Directions
Whenever a line below holds the word "median", copy that line.

Entries from a visual dataset
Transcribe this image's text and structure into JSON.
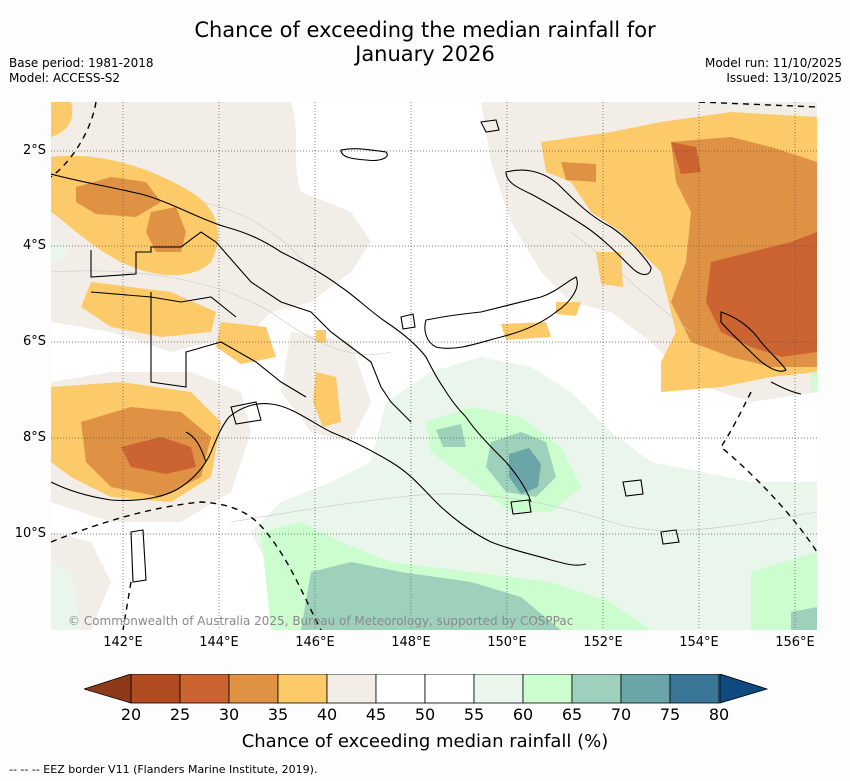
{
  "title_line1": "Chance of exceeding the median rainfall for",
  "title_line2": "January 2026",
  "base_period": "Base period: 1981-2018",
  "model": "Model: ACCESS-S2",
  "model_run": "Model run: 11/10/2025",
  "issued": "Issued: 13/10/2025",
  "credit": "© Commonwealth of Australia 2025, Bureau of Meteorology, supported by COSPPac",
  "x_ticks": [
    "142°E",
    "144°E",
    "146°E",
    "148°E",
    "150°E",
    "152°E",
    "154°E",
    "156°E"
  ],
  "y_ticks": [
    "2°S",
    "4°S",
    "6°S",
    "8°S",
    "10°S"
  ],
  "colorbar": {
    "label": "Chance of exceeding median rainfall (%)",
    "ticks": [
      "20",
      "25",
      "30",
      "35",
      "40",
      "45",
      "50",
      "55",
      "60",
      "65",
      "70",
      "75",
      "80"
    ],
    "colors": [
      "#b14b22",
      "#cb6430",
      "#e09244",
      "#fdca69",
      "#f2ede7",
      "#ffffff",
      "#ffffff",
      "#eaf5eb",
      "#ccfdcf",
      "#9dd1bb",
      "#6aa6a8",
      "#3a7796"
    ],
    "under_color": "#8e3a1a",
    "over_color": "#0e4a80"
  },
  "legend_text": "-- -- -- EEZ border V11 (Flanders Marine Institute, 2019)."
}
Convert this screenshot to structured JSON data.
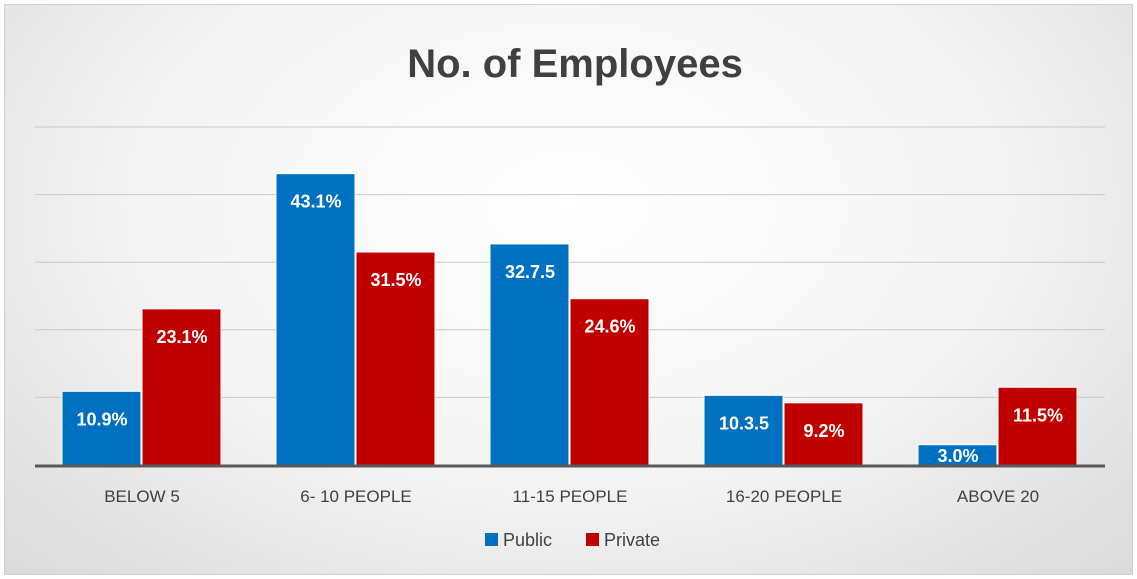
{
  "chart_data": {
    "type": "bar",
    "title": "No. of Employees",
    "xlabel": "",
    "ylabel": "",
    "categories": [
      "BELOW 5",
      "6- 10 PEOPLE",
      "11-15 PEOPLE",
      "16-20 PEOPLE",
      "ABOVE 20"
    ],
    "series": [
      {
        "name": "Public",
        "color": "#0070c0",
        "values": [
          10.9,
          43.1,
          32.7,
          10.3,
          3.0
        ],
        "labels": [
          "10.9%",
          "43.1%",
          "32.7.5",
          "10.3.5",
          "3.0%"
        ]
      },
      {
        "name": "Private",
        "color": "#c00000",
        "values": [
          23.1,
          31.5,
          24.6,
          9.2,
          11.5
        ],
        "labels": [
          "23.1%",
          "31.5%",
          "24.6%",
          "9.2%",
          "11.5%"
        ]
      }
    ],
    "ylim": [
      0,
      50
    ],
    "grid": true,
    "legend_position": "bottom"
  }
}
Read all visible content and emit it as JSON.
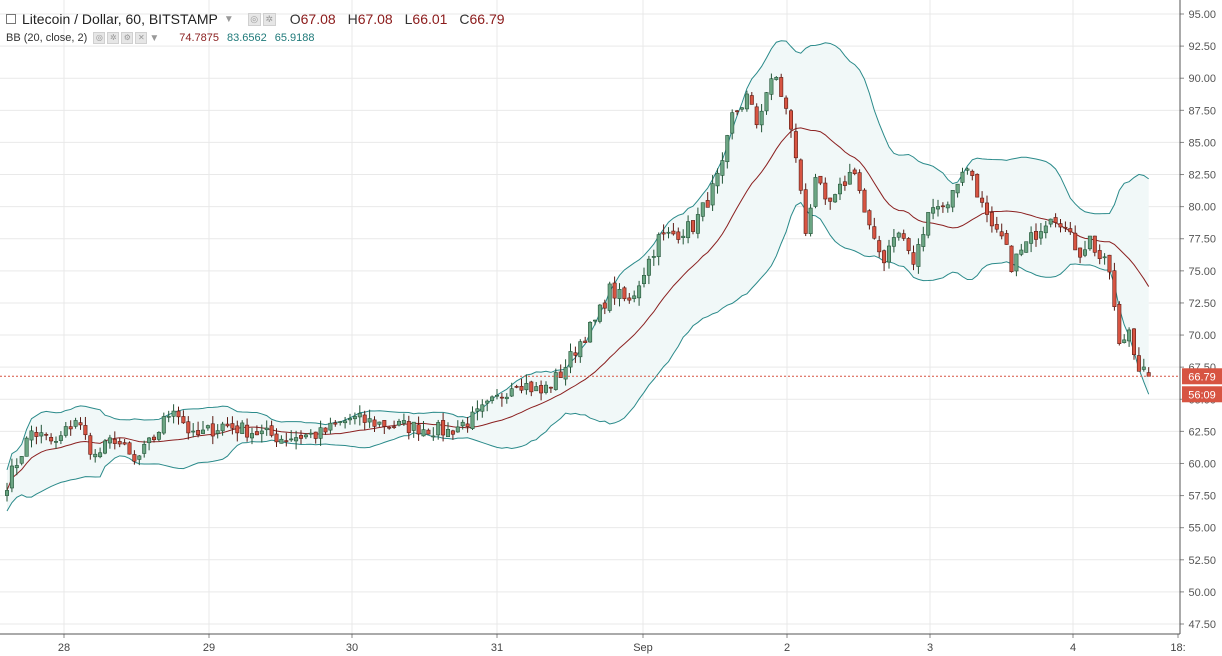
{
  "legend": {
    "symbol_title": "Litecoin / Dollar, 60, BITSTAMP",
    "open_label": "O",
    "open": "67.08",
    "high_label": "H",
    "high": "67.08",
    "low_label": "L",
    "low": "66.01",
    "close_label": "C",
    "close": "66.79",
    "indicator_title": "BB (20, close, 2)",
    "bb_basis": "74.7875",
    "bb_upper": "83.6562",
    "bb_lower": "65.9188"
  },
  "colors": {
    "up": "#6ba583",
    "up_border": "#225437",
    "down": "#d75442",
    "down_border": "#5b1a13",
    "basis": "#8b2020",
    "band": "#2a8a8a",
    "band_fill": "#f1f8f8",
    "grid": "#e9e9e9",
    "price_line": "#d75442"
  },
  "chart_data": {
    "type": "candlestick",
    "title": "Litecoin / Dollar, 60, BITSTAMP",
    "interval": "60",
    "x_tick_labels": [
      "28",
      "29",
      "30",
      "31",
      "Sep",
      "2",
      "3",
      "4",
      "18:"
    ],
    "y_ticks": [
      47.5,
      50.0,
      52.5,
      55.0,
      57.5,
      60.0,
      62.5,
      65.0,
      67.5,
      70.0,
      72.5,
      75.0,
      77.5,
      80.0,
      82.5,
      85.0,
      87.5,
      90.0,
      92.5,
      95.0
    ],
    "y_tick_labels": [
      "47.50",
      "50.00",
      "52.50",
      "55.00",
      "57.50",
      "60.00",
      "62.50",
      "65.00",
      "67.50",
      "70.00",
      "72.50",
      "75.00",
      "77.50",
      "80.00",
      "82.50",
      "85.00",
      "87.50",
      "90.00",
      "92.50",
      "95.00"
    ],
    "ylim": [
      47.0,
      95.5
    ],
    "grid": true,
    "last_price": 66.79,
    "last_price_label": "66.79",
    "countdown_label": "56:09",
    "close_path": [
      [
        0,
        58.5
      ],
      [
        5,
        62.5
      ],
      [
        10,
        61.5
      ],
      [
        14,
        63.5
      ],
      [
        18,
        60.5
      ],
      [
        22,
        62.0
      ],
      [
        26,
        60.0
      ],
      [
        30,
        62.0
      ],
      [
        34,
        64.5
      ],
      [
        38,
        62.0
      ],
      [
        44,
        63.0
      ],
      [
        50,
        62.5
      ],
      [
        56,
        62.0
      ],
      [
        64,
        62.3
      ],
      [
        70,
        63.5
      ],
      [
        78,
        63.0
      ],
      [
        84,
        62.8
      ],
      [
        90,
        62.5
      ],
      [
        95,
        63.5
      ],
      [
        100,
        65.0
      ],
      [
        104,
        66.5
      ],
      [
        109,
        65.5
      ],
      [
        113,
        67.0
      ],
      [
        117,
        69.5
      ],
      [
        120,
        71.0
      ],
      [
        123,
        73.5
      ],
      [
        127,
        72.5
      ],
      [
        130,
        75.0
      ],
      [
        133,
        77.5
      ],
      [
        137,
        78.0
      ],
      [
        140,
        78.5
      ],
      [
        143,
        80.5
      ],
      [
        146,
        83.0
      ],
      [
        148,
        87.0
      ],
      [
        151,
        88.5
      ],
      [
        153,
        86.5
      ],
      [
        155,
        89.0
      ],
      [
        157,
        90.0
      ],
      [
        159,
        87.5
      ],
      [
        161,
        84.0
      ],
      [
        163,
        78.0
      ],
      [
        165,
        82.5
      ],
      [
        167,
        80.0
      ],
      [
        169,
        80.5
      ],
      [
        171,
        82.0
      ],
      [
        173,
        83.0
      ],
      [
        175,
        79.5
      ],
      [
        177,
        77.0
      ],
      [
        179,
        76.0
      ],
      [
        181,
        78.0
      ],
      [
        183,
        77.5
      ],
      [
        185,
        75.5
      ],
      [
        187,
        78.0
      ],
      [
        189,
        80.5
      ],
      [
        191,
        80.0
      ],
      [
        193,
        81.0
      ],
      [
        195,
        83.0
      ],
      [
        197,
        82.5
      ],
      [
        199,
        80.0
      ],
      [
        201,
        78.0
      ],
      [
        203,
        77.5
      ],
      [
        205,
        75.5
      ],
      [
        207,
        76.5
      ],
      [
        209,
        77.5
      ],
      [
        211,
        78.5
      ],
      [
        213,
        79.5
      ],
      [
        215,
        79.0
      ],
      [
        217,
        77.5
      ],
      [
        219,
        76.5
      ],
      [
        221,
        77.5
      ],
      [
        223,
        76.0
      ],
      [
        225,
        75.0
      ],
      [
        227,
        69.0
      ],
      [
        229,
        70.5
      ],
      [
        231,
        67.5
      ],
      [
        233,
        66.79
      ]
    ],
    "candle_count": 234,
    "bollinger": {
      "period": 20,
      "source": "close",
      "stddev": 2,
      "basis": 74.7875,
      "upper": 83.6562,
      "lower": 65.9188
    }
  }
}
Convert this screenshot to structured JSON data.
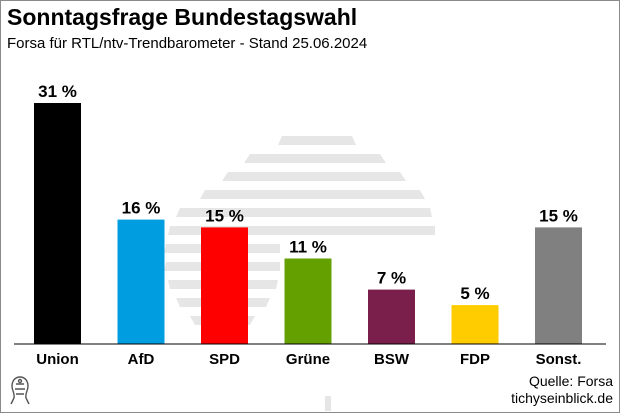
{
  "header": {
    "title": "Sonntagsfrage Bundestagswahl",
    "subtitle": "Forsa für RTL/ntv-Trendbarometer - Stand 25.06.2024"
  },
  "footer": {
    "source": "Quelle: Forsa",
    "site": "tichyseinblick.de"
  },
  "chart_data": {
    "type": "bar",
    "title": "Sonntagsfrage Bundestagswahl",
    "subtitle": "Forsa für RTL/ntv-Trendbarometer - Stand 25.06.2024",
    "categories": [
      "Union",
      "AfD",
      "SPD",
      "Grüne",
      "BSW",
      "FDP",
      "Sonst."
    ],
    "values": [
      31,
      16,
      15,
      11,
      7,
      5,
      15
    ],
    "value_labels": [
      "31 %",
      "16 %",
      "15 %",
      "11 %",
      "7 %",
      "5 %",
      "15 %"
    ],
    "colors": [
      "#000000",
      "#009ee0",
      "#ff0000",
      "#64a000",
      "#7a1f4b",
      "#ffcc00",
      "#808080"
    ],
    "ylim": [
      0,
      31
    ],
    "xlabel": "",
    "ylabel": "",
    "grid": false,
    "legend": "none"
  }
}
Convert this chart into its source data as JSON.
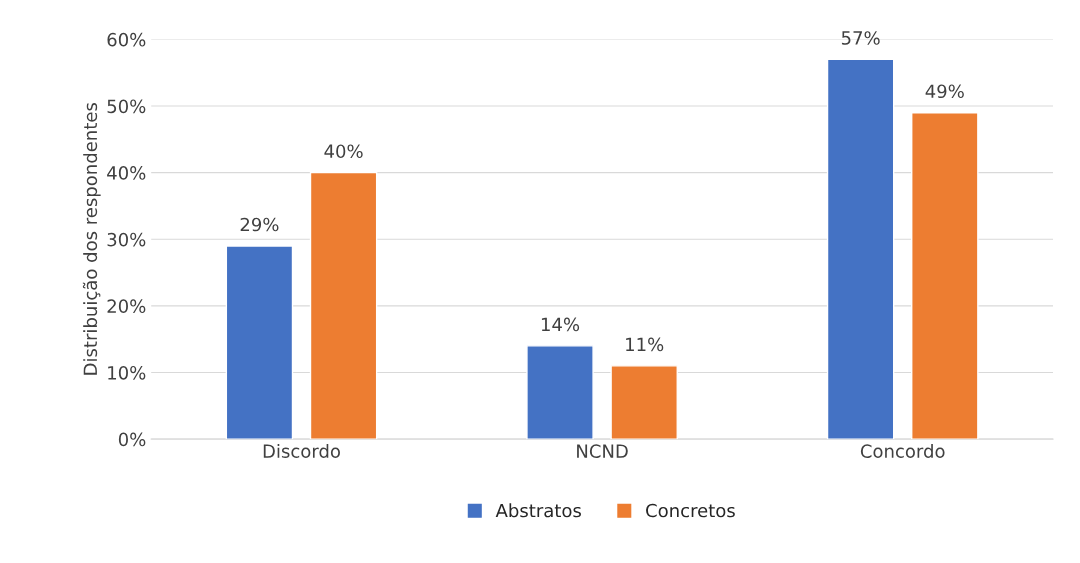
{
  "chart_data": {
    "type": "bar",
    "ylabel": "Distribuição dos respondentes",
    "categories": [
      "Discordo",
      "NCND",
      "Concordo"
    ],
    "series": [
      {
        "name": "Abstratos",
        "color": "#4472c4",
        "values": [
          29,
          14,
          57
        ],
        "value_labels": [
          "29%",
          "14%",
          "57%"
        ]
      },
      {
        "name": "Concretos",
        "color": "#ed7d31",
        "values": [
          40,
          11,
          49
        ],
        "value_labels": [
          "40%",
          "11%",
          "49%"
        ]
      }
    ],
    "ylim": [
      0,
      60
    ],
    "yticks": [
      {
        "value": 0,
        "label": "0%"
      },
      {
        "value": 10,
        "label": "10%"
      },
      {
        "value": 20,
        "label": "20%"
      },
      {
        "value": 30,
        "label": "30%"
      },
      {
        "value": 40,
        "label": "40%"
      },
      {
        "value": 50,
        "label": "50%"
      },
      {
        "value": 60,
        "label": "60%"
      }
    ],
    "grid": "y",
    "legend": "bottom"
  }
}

Solution to this task
  "title_line1": "Chance of exceeding the median rainfall for",
    "label": "Chance of exceeding median rainfall (%)",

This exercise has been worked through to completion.